------ Data provided

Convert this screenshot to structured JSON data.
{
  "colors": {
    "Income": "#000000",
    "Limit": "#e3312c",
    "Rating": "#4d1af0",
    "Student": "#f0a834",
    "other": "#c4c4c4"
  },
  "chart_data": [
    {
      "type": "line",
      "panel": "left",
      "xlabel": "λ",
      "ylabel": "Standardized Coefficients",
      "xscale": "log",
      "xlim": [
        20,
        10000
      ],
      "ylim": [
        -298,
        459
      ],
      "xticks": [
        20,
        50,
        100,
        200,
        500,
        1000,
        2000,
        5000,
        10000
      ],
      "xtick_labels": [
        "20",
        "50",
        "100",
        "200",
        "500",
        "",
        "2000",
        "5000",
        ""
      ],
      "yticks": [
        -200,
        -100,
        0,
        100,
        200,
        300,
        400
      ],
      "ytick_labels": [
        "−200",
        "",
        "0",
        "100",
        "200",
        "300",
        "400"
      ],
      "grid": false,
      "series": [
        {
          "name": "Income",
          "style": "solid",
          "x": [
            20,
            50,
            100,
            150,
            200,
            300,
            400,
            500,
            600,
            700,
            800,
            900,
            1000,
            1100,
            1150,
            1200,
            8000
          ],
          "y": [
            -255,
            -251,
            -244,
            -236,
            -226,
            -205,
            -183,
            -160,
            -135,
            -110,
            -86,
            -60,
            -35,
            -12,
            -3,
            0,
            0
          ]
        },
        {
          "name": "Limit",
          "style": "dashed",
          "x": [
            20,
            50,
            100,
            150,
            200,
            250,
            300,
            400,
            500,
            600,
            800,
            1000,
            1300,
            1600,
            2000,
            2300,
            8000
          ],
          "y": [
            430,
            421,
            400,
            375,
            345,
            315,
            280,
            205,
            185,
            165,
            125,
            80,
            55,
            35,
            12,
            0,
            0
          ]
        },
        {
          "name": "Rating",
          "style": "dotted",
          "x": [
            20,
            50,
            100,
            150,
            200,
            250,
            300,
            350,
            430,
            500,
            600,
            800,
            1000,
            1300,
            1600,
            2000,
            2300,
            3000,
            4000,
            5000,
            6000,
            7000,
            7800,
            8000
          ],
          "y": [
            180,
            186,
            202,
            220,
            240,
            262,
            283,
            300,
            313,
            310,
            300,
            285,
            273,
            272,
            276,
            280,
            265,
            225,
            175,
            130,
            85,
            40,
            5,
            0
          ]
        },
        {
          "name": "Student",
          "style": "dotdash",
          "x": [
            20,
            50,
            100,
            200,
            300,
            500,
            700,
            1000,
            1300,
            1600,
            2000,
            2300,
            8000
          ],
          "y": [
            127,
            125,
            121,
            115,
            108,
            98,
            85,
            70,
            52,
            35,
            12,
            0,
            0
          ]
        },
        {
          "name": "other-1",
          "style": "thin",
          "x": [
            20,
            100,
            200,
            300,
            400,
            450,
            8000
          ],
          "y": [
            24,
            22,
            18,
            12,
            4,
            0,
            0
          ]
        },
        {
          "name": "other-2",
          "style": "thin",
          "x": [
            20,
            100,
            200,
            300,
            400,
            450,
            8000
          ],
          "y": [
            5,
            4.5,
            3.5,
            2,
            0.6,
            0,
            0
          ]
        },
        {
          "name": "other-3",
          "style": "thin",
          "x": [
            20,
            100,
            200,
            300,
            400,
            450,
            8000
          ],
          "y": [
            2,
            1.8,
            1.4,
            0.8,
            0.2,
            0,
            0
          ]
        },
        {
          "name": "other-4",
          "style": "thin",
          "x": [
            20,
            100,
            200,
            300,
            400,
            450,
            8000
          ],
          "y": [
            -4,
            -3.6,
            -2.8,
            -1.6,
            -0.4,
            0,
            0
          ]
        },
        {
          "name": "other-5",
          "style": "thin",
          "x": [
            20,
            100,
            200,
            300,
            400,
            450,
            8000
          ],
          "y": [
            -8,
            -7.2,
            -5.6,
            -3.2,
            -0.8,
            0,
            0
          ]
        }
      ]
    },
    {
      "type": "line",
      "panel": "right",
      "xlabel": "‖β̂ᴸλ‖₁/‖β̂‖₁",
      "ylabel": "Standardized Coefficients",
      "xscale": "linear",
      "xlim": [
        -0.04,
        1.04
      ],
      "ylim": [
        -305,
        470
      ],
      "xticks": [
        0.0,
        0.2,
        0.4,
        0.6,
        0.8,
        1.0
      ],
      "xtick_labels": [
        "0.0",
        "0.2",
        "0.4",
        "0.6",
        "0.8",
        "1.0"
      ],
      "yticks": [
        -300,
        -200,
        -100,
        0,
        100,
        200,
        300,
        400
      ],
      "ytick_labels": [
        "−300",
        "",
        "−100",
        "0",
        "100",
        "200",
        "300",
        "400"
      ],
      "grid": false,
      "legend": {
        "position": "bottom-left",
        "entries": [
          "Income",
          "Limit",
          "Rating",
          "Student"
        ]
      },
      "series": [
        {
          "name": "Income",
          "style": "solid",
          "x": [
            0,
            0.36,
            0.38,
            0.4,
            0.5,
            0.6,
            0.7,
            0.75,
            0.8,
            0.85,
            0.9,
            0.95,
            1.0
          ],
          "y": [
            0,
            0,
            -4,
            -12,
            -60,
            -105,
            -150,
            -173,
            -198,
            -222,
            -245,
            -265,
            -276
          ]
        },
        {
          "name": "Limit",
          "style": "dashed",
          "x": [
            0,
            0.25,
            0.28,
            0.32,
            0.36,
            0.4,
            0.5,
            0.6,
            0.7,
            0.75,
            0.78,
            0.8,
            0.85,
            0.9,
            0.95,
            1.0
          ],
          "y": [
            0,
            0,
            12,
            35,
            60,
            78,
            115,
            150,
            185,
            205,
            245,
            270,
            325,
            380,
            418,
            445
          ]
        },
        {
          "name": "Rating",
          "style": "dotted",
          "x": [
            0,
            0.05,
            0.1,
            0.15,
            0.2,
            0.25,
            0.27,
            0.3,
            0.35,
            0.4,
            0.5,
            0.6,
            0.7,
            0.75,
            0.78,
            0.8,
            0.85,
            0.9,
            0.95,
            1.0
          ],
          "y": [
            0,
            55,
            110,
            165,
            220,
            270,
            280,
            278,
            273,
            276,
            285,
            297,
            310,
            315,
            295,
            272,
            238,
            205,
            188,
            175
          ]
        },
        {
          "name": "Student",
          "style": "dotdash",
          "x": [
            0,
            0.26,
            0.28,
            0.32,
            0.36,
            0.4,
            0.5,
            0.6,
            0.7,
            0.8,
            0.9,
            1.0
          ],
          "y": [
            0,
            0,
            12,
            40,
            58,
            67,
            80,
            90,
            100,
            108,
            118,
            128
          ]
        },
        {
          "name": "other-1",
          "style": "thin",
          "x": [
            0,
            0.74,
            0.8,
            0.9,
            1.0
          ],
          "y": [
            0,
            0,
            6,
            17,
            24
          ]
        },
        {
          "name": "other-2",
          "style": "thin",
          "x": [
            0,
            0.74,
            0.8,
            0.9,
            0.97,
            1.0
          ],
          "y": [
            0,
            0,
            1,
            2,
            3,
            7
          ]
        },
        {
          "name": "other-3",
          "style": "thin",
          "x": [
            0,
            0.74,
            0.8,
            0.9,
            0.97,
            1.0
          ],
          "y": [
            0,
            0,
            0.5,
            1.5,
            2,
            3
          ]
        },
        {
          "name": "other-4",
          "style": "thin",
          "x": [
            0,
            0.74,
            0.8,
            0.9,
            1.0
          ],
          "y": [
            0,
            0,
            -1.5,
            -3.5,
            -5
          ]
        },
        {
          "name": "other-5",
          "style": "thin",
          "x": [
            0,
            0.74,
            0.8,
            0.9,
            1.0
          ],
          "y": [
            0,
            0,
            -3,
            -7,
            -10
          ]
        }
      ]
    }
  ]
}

------------

What is being asked: Go through the records and gather the lines that hold "Rating".

Worked solution:
    "Rating": "#4d1af0",
          "name": "Rating",
          "Rating",
          "name": "Rating",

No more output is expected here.